» **Task prompt**:
Scan the data below for the string "description". Copy every line where it appears.

--- Start of Exercise data ---

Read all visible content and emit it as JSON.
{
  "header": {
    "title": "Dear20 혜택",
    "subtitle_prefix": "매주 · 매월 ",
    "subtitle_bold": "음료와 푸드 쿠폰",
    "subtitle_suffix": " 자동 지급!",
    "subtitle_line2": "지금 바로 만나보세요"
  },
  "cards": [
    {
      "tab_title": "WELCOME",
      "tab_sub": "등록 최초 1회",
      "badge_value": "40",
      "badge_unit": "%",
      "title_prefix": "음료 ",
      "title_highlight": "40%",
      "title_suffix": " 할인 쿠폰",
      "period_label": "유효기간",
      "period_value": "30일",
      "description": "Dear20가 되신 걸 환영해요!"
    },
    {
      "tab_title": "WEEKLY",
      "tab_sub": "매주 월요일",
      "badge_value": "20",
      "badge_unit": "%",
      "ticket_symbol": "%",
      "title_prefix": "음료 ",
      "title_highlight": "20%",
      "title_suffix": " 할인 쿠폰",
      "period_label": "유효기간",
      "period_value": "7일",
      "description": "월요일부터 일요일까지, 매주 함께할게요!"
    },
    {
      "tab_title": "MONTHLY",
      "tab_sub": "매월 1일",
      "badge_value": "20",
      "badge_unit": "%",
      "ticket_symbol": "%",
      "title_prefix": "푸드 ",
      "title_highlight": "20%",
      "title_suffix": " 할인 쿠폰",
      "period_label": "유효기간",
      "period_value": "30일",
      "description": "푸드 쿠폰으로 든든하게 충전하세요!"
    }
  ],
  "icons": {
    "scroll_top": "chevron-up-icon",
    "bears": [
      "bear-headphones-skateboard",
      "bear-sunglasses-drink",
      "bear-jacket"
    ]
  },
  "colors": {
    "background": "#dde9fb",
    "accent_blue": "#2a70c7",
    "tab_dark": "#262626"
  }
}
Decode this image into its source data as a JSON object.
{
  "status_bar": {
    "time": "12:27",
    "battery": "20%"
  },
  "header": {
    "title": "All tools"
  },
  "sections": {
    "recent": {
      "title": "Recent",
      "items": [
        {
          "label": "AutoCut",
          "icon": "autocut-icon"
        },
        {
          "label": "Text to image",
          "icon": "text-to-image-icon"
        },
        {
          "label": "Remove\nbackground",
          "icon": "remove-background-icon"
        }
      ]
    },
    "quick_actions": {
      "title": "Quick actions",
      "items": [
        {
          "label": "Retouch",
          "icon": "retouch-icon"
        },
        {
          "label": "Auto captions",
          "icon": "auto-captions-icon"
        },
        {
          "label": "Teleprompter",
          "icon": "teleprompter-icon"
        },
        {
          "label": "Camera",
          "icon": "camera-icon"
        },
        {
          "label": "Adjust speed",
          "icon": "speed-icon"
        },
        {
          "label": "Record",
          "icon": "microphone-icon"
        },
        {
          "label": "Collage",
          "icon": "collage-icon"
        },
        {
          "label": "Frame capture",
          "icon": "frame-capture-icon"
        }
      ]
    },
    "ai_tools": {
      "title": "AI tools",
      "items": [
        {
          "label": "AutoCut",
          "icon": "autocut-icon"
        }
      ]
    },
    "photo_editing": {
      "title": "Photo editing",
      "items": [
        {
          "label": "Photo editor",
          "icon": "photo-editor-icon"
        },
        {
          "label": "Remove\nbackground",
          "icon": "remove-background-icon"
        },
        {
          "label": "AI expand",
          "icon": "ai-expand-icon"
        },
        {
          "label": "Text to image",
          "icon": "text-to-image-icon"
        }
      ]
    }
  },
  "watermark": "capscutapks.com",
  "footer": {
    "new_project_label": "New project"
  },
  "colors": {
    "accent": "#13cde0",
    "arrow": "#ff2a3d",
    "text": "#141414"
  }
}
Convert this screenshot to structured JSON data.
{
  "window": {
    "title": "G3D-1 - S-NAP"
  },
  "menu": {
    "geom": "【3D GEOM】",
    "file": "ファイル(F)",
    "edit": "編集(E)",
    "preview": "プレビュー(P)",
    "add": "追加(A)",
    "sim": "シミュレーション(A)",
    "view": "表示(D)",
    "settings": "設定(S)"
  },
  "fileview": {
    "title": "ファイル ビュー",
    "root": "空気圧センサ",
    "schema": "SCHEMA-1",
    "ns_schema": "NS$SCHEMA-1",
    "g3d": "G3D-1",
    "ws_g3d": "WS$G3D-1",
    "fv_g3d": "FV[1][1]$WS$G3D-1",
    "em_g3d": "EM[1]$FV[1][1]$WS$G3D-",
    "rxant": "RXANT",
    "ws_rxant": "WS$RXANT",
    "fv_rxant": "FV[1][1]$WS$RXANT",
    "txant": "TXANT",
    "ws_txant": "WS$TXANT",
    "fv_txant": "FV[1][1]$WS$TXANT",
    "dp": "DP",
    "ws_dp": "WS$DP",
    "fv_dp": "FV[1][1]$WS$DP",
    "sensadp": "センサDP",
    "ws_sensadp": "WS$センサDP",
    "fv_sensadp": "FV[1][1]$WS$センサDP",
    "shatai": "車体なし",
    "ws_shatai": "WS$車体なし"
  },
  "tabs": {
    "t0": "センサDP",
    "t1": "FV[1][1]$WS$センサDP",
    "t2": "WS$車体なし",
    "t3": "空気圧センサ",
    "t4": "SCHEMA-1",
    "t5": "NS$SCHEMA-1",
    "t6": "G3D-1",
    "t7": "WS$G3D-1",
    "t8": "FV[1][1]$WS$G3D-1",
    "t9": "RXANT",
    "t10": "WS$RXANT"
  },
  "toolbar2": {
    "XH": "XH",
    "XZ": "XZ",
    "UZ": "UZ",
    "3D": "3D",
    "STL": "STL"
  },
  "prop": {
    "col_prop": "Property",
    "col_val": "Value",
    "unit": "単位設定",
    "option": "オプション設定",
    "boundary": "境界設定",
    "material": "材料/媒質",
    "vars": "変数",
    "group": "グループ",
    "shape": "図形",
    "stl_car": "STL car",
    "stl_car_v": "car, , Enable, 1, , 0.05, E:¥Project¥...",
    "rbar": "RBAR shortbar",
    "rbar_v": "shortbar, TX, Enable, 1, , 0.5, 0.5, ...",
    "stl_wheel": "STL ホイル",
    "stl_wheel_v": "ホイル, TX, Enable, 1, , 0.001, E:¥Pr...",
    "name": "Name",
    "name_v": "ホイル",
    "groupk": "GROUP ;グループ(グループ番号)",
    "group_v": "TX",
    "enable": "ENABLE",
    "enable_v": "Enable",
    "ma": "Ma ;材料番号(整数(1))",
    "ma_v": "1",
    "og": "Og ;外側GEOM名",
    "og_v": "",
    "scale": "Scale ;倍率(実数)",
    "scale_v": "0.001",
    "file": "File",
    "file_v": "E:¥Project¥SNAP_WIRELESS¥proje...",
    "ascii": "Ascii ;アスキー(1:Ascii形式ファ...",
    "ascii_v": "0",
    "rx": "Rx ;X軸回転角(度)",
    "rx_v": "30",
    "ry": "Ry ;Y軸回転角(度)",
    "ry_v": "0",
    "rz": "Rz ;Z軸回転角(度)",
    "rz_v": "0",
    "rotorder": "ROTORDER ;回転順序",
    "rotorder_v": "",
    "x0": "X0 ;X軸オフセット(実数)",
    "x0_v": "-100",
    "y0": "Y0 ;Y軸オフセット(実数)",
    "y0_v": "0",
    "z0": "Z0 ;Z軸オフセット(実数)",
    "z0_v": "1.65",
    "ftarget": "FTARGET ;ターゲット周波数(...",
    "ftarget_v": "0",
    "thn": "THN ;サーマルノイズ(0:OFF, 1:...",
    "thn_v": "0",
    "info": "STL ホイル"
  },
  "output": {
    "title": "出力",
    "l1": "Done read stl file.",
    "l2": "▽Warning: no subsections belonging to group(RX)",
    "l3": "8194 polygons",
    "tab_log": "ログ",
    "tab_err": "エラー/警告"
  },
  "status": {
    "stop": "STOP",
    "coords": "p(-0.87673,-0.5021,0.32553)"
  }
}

--- End of Exercise data ---

» **Worked answer**:
      "description": "Dear20가 되신 걸 환영해요!"
      "description": "월요일부터 일요일까지, 매주 함께할게요!"
      "description": "푸드 쿠폰으로 든든하게 충전하세요!"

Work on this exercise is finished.